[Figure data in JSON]
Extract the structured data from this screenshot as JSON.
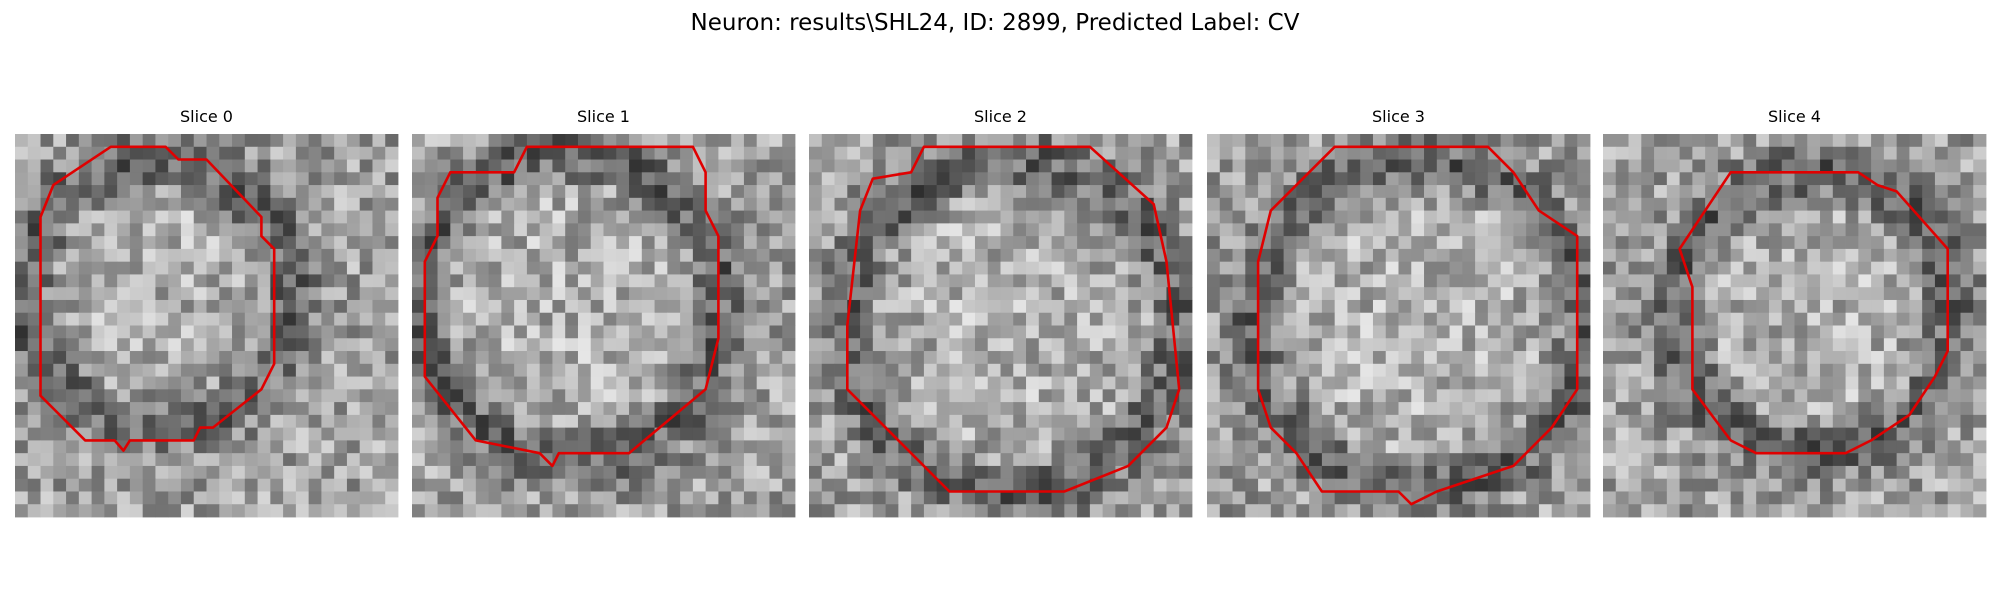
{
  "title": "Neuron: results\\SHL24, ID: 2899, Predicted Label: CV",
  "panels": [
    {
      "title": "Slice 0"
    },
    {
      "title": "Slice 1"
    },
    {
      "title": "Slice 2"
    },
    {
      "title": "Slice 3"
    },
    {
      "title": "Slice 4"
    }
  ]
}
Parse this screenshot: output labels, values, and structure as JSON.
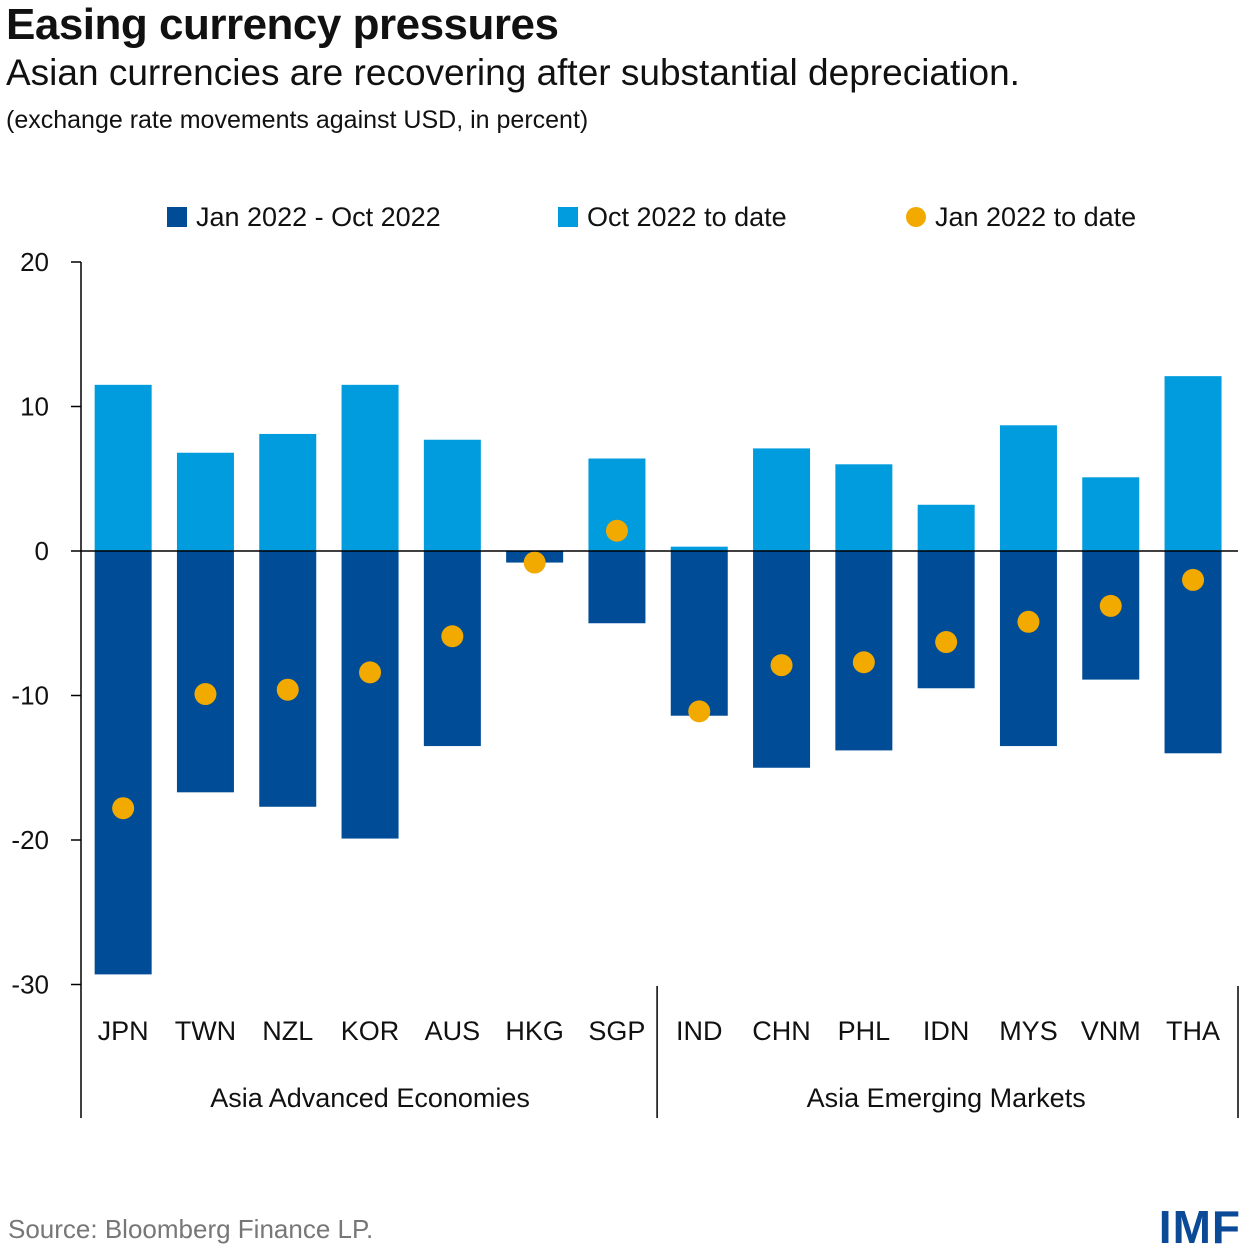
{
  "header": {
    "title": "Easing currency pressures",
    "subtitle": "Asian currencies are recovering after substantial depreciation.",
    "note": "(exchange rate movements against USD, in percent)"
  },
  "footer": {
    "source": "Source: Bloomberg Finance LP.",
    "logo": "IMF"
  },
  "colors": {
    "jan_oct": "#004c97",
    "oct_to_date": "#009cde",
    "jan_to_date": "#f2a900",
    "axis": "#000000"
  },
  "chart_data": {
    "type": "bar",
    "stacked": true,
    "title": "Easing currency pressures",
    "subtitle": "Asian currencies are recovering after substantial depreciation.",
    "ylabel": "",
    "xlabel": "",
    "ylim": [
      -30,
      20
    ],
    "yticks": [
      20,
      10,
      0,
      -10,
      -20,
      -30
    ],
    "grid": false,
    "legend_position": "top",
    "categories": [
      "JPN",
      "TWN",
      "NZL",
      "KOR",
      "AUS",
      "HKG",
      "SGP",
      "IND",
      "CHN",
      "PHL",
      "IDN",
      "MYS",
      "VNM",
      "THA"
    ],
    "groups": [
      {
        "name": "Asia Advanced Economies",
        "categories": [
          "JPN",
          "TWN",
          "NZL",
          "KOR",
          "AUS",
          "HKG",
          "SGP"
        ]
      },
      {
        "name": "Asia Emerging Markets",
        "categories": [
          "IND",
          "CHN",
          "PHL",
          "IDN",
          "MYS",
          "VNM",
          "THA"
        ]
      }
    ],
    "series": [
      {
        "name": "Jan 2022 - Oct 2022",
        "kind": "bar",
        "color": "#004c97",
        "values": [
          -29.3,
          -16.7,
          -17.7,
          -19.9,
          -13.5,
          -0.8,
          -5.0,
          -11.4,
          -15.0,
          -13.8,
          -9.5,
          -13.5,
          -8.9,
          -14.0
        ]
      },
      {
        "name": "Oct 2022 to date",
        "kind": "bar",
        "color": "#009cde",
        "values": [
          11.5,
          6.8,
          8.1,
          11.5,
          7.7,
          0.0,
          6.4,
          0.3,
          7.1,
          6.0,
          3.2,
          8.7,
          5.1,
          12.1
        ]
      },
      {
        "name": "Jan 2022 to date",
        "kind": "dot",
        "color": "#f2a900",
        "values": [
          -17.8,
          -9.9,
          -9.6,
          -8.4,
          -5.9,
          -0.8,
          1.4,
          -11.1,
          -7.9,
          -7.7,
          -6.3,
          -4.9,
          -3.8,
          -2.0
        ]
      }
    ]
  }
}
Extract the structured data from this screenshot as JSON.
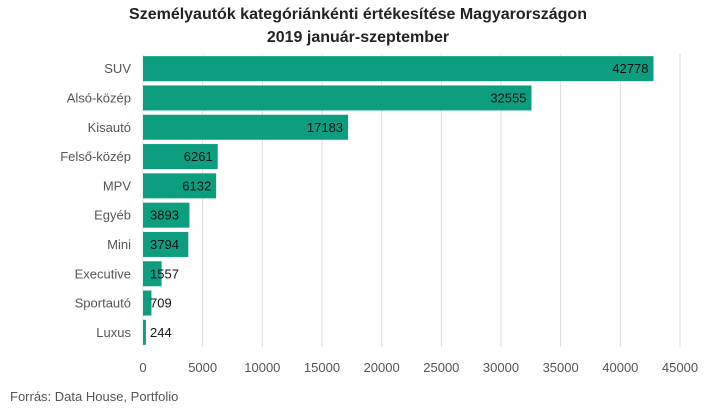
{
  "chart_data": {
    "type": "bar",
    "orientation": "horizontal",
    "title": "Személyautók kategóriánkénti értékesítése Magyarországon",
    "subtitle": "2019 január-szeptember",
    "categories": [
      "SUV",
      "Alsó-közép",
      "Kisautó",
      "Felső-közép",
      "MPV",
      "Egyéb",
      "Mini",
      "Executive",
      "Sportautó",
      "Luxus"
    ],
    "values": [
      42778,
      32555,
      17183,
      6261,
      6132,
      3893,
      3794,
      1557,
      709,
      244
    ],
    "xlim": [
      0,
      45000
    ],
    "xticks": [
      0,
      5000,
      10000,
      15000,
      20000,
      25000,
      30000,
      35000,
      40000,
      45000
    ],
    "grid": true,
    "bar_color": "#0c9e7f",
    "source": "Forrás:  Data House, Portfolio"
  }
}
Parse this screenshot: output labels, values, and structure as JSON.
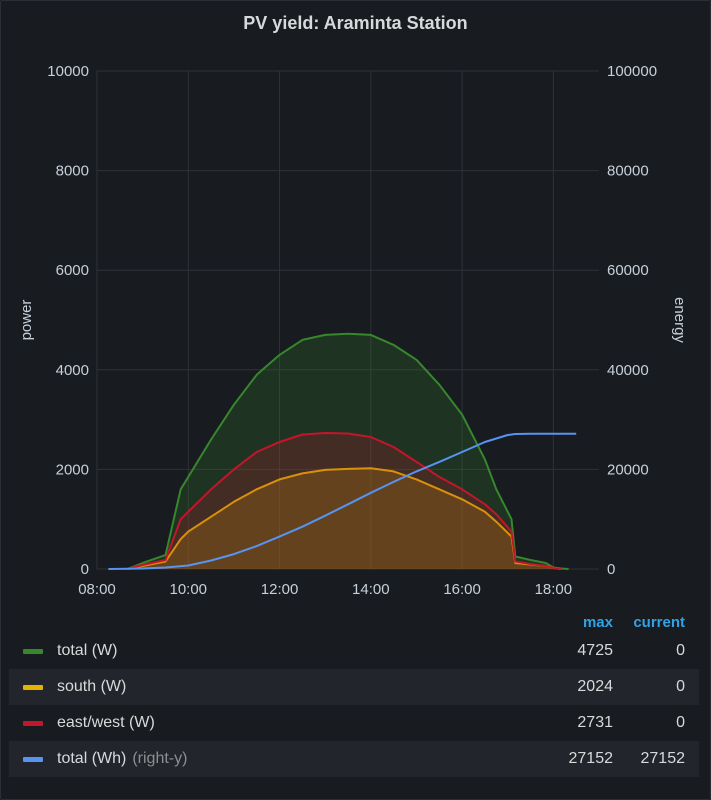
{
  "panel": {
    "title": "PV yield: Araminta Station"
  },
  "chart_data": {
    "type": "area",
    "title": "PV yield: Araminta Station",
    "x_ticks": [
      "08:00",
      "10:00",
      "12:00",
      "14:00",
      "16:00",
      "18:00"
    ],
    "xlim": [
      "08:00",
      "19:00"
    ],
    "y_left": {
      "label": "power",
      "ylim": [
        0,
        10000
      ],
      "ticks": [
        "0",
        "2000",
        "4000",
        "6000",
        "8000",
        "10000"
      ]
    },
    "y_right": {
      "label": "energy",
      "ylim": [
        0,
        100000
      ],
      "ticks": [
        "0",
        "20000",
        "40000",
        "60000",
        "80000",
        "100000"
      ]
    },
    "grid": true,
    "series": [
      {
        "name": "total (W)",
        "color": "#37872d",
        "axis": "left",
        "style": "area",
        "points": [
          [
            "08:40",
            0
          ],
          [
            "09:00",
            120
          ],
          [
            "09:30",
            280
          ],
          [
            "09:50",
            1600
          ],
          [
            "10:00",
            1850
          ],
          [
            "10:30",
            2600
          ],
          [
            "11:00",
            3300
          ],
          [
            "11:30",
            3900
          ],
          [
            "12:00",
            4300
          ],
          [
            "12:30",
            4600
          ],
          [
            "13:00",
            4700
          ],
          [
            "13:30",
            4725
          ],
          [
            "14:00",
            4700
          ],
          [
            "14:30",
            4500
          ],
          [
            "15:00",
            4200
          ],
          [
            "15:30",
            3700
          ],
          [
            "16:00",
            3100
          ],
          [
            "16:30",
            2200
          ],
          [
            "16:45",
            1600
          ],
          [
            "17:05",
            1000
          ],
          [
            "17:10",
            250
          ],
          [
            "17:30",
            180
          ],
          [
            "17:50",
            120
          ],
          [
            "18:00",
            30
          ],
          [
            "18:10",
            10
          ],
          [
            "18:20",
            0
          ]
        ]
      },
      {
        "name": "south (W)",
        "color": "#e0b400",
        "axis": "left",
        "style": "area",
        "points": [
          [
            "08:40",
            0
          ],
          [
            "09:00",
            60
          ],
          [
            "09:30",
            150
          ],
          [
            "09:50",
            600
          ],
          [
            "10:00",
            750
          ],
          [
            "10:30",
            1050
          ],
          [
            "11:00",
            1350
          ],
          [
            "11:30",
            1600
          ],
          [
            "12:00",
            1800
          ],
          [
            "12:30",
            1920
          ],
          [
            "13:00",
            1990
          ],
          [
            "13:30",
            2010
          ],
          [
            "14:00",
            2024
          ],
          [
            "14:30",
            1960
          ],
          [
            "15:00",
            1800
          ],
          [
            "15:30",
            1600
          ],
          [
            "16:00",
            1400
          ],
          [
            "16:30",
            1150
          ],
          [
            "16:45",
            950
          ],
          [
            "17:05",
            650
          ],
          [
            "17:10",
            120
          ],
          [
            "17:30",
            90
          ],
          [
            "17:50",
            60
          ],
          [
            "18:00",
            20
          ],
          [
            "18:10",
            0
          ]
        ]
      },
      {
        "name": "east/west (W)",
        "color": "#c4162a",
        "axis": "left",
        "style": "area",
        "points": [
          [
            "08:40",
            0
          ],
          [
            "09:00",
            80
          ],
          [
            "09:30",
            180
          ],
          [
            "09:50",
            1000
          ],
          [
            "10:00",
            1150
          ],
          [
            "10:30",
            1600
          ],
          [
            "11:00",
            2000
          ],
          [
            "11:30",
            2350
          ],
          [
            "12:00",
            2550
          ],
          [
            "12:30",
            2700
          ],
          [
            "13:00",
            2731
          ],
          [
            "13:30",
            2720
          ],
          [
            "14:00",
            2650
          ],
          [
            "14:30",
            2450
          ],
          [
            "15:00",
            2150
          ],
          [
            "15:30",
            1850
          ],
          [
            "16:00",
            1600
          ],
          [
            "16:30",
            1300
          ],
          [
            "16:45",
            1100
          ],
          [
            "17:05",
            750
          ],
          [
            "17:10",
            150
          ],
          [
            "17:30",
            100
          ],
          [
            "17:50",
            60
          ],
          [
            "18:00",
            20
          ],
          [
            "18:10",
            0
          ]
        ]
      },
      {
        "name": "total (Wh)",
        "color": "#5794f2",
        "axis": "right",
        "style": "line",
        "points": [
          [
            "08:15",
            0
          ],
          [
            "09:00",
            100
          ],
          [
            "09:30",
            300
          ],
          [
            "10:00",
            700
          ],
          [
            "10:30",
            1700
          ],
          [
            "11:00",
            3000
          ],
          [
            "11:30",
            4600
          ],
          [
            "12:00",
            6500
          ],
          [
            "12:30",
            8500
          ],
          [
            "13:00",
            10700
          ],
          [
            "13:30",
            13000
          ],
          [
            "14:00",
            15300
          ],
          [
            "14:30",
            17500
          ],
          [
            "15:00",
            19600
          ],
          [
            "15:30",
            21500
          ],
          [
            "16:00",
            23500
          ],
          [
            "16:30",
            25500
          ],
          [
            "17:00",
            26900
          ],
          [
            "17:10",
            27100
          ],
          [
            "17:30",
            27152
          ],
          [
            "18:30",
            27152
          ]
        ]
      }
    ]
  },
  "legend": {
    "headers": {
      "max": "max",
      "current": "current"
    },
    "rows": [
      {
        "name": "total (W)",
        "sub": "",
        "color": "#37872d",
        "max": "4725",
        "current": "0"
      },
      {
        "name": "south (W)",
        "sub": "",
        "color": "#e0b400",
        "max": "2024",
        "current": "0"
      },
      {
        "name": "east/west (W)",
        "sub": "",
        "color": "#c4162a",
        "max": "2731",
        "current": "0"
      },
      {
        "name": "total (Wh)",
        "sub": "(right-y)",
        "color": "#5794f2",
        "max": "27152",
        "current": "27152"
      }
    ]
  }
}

- [TASK STATEMENT]: Only lines that contain the word "Station" are wanted; copy each of them.

- [SOLUTION TO THE PROBLEM]:
    "title": "PV yield: Araminta Station"
    "title": "PV yield: Araminta Station",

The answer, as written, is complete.